*** Given information ***

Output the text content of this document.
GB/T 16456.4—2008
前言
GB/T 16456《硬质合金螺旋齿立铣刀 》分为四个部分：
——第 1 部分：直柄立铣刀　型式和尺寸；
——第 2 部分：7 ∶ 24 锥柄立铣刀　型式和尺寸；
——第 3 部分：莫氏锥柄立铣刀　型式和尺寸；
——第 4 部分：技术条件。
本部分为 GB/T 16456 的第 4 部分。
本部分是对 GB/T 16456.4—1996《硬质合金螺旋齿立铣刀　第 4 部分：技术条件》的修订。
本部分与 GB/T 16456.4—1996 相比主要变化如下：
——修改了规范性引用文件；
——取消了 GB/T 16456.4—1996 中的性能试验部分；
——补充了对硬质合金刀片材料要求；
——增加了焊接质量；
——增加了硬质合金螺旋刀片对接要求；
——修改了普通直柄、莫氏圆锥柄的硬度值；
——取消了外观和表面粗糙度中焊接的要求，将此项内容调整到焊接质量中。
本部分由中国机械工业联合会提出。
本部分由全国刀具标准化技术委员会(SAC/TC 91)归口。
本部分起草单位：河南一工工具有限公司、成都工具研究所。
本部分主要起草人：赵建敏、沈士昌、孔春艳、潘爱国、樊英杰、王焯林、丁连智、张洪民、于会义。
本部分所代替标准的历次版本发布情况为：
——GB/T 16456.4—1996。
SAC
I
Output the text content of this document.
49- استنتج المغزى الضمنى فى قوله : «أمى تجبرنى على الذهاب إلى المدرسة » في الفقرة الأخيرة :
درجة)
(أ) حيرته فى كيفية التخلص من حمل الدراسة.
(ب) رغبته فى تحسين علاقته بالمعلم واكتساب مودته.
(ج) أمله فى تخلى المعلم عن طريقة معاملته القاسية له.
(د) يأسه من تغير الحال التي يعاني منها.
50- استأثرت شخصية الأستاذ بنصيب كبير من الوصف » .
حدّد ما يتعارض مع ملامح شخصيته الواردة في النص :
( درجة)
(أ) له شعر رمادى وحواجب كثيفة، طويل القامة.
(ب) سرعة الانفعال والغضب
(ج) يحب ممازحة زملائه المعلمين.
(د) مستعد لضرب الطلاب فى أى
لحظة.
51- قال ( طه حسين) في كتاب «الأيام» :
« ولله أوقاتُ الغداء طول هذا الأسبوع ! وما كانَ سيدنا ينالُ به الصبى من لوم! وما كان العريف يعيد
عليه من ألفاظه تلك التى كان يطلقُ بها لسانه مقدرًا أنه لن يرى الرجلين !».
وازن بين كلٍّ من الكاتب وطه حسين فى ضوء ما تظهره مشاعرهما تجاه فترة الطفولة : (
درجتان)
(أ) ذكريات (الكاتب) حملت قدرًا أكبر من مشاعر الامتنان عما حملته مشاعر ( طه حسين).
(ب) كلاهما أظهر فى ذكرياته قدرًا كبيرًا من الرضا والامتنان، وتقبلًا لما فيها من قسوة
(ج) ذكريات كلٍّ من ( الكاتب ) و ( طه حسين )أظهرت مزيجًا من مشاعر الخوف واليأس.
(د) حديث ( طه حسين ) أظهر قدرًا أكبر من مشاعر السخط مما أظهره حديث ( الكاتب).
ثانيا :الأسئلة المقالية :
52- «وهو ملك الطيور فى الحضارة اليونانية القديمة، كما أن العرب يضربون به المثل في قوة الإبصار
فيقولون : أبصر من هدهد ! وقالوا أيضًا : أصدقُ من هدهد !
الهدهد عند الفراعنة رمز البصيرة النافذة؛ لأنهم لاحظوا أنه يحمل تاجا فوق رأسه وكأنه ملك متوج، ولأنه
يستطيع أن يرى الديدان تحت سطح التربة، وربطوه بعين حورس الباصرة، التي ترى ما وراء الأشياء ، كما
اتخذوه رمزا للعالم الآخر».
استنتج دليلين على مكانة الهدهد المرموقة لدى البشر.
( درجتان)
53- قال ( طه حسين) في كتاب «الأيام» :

***

Your objective: Which lines of the data above contain "技术条件"? Copy each one.

Problem solution:
——第 4 部分：技术条件。
本部分是对 GB/T 16456.4—1996《硬质合金螺旋齿立铣刀　第 4 部分：技术条件》的修订。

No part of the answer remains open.